== Records supplied
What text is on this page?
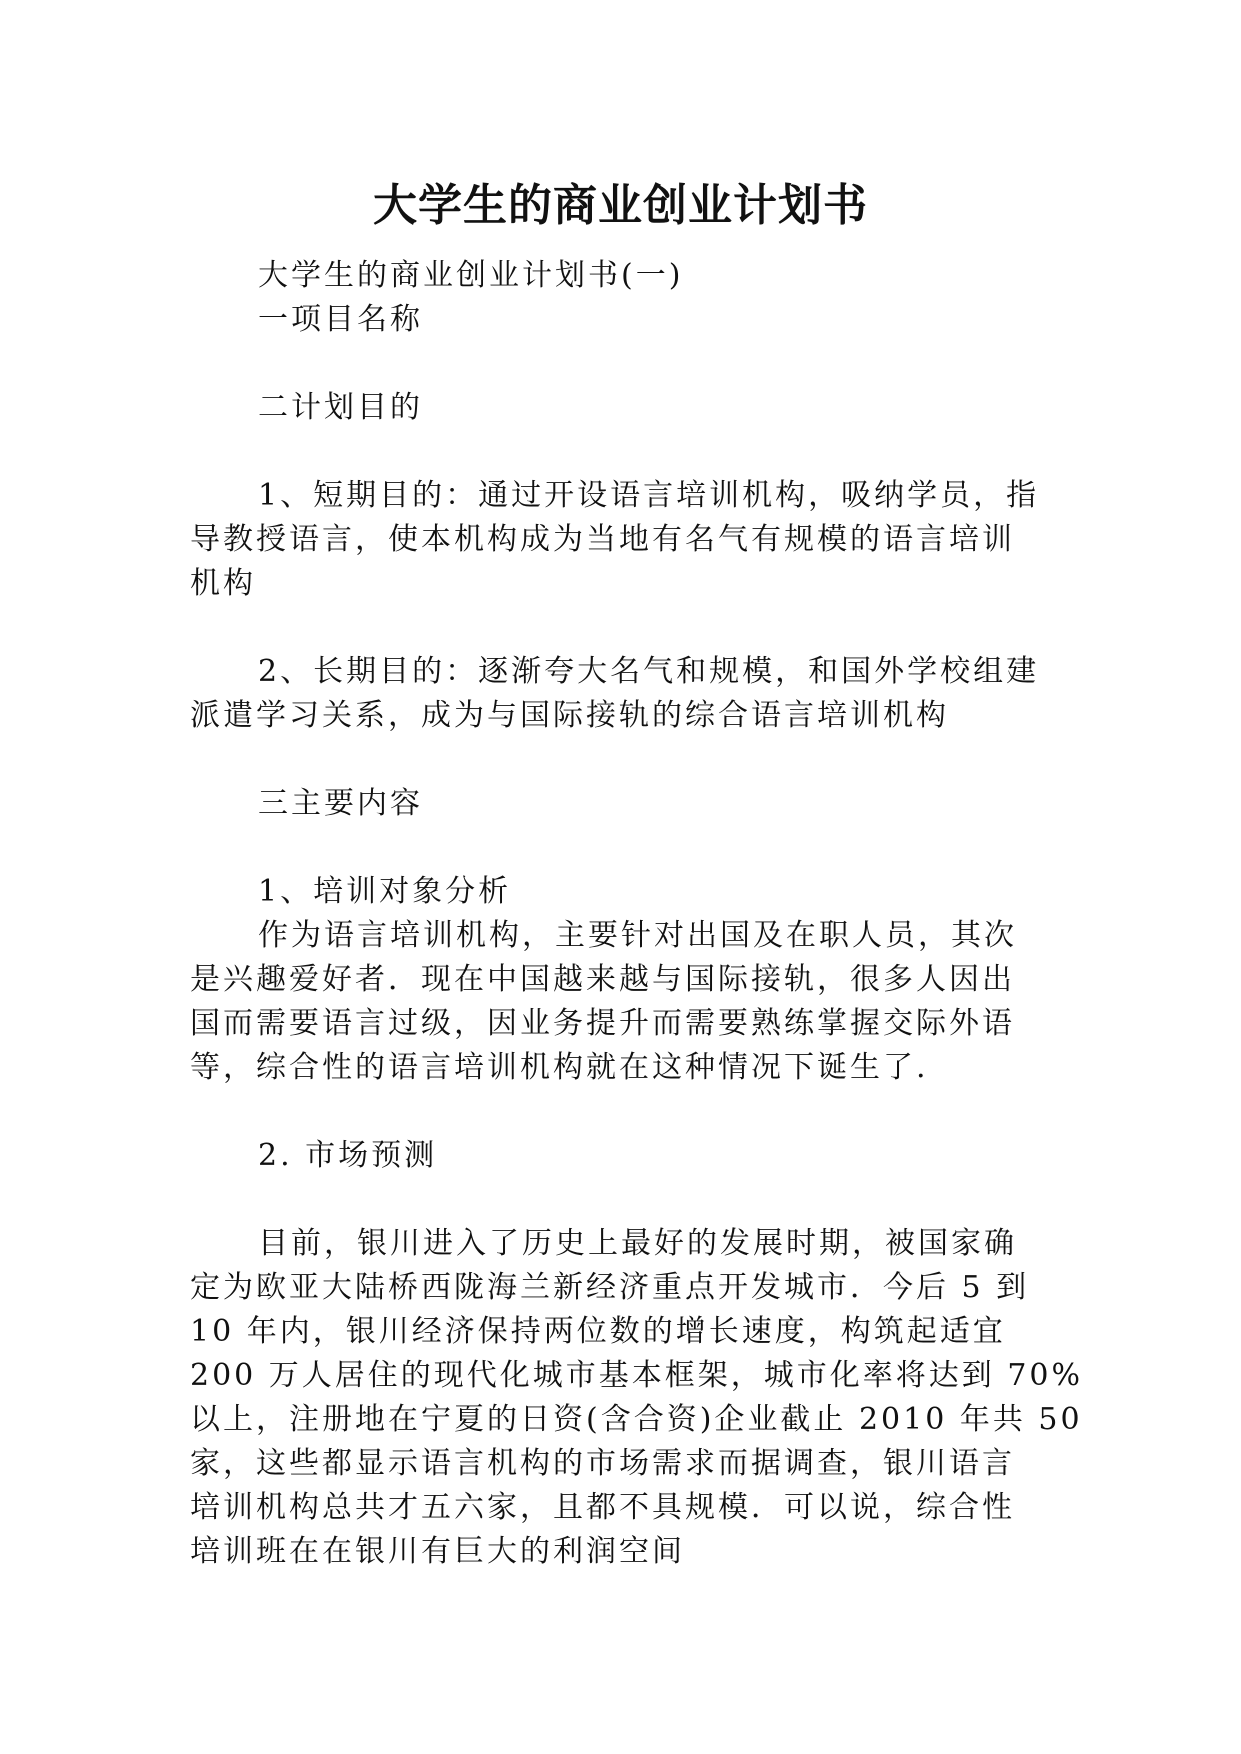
大学生的商业创业计划书
大学生的商业创业计划书(一)
一项目名称
二计划目的
1、短期目的：通过开设语言培训机构，吸纳学员，指
导教授语言，使本机构成为当地有名气有规模的语言培训
机构
2、长期目的：逐渐夸大名气和规模，和国外学校组建
派遣学习关系，成为与国际接轨的综合语言培训机构
三主要内容
1、培训对象分析
作为语言培训机构，主要针对出国及在职人员，其次
是兴趣爱好者．现在中国越来越与国际接轨，很多人因出
国而需要语言过级，因业务提升而需要熟练掌握交际外语
等，综合性的语言培训机构就在这种情况下诞生了.
2. 市场预测
目前，银川进入了历史上最好的发展时期，被国家确
定为欧亚大陆桥西陇海兰新经济重点开发城市．今后 5 到
10 年内，银川经济保持两位数的增长速度，构筑起适宜
200 万人居住的现代化城市基本框架，城市化率将达到 70%
以上，注册地在宁夏的日资(含合资)企业截止 2010 年共 50
家，这些都显示语言机构的市场需求而据调查，银川语言
培训机构总共才五六家，且都不具规模．可以说，综合性
培训班在在银川有巨大的利润空间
====
▶ _Problem statement_
What comes back should match the records exactly, minus any pictures.

▶ _The response_
What text is on this page?
大学生的商业创业计划书
大学生的商业创业计划书(一)
一项目名称
二计划目的
1、短期目的：通过开设语言培训机构，吸纳学员，指
导教授语言，使本机构成为当地有名气有规模的语言培训
机构
2、长期目的：逐渐夸大名气和规模，和国外学校组建
派遣学习关系，成为与国际接轨的综合语言培训机构
三主要内容
1、培训对象分析
作为语言培训机构，主要针对出国及在职人员，其次
是兴趣爱好者．现在中国越来越与国际接轨，很多人因出
国而需要语言过级，因业务提升而需要熟练掌握交际外语
等，综合性的语言培训机构就在这种情况下诞生了.
2. 市场预测
目前，银川进入了历史上最好的发展时期，被国家确
定为欧亚大陆桥西陇海兰新经济重点开发城市．今后 5 到
10 年内，银川经济保持两位数的增长速度，构筑起适宜
200 万人居住的现代化城市基本框架，城市化率将达到 70%
以上，注册地在宁夏的日资(含合资)企业截止 2010 年共 50
家，这些都显示语言机构的市场需求而据调查，银川语言
培训机构总共才五六家，且都不具规模．可以说，综合性
培训班在在银川有巨大的利润空间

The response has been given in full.